-- What to produce --
What window size does the DenMune stability code use to compute the moving average?

Stability

import pandas as pd
import numpy as np
import matplotlib.pyplot as plt
import time
import os.path

import warnings
warnings.filterwarnings('ignore')
# install DenMune clustering algorithm using pip command from the offecial Python repository, PyPi
# from https://pypi.org/project/denmune/
!pip install denmune

# then import it
from denmune import DenMune
# clone datasets from our repository datasets
if not os.path.exists('datasets'):
  !git clone https://github.com/egy1st/datasets
data_path = 'datasets/denmune/pendigits/'
file_2d = data_path + 'pendigits-2d.csv'

X_train = pd.read_csv(data_path + 'train.csv', sep=',', header=None)
y_train = X_train.iloc[:, -1]
X_train = X_train.drop(X_train.columns[-1], axis=1)
X_test = pd.read_csv(data_path + 'test.csv', sep=',', header=None)
X_test = X_test.drop(X_test.columns[-1], axis=1)

data_stability = []

from IPython.display import clear_output
for knn in range (1, 200):
  clear_output(wait=True)
  dm = DenMune(train_data=X_train,
             train_truth=y_train,
             test_data=X_test,
             k_nearest=knn,
             file_2d=file_2d,
             rgn_tsne=False)

  labels, validity = dm.fit_predict(show_plots=True, show_analyzer=False)

  validity_key = "F1"
  print ('k=' , knn, validity_key , 'score is:', validity['train'][validity_key])
  data_stability.append([knn, validity['train'][validity_key]])
../_images/output_4_01.png ../_images/output_4_1.png ../_images/output_4_2.png
k= 199 F1 score is: 0.7960390378193465
#computing moving average to smoth the curve
x, y = zip(*data_stability)
window = 5
cumsum, moving_aves = [0], []

for i, n in enumerate(y, 1):
    cumsum.append(cumsum[i-1] + n)
    if i>=window:
        moving_ave = (cumsum[i] - cumsum[i-window])/window
        #can do stuff with moving_ave here
        moving_aves.append(moving_ave)
y = moving_aves
# Creating figure and axis objects using subplots()
fig, ax = plt.subplots(figsize=[20, 8])
ax.plot(x[:-window+1], y, marker='.', linewidth=2, label='DenMune Stability')
plt.xticks(rotation=60)
ax.set_xlabel('k-nearest neighbors')
ax.set_ylabel(validity_key + ' score')
plt.legend()
plt.show()
../_images/output_6_02.png

-- Raw data --
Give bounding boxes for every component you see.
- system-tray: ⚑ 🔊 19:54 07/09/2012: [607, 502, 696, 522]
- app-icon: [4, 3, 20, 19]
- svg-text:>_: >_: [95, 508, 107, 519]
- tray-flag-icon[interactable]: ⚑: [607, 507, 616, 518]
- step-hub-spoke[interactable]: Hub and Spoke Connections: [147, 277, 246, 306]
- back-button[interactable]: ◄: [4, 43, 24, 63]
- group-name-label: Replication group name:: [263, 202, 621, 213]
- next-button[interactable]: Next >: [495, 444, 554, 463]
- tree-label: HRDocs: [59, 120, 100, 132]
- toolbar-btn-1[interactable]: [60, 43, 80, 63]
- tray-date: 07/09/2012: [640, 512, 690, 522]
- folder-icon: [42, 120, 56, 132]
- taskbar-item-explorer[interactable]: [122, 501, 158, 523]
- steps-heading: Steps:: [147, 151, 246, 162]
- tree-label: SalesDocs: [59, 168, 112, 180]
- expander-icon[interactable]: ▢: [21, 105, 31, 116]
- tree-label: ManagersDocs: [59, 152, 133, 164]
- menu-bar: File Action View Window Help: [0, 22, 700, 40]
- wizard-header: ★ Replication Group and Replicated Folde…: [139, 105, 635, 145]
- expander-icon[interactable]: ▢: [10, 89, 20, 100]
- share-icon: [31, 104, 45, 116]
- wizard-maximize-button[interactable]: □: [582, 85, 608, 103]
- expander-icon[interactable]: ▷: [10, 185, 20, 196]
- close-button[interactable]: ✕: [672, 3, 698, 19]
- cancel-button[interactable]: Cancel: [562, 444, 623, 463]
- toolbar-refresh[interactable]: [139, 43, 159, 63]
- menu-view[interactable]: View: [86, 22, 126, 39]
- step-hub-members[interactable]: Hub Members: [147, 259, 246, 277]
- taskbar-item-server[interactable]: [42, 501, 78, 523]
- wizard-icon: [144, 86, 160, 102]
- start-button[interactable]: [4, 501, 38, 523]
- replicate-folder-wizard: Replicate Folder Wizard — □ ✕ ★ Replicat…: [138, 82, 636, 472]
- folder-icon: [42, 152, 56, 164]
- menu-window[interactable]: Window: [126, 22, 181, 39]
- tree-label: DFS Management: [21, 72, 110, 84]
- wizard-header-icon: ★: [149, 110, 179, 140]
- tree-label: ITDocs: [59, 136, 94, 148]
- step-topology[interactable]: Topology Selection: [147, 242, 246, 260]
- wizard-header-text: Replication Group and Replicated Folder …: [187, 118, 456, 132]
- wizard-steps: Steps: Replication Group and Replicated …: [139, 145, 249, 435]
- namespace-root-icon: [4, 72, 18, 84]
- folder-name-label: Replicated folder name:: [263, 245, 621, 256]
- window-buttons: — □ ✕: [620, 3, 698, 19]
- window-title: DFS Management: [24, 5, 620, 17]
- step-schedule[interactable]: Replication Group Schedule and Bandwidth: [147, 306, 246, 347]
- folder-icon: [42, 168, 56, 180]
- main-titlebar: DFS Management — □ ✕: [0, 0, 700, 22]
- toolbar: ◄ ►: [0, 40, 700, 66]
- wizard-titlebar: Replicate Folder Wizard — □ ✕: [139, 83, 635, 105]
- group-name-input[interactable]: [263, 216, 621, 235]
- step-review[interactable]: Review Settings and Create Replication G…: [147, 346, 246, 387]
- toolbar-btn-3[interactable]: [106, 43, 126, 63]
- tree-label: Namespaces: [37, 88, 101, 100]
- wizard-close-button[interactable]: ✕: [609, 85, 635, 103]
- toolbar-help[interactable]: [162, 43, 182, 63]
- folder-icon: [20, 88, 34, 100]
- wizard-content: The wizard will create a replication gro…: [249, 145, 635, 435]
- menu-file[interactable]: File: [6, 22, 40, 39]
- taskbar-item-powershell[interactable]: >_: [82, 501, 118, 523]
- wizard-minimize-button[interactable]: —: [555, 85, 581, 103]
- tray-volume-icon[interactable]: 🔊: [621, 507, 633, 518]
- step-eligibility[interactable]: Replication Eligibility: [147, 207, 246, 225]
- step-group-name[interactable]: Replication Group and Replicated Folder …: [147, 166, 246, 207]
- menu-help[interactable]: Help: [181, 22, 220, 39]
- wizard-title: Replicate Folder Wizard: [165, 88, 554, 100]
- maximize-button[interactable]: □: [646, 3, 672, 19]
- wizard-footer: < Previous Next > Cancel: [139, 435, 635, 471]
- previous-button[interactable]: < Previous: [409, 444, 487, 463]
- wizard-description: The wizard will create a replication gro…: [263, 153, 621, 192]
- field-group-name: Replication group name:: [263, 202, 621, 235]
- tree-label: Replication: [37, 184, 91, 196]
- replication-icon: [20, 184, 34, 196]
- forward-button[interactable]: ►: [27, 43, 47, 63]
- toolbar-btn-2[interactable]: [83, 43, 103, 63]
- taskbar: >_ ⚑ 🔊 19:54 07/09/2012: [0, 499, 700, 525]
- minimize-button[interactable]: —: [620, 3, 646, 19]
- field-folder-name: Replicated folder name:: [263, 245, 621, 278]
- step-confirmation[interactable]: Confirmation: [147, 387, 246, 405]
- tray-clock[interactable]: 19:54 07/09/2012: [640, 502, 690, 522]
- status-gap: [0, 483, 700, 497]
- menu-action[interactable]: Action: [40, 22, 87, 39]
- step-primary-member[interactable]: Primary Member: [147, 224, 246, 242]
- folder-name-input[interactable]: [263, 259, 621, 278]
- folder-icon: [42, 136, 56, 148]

-- Written solution --
The window size is 5.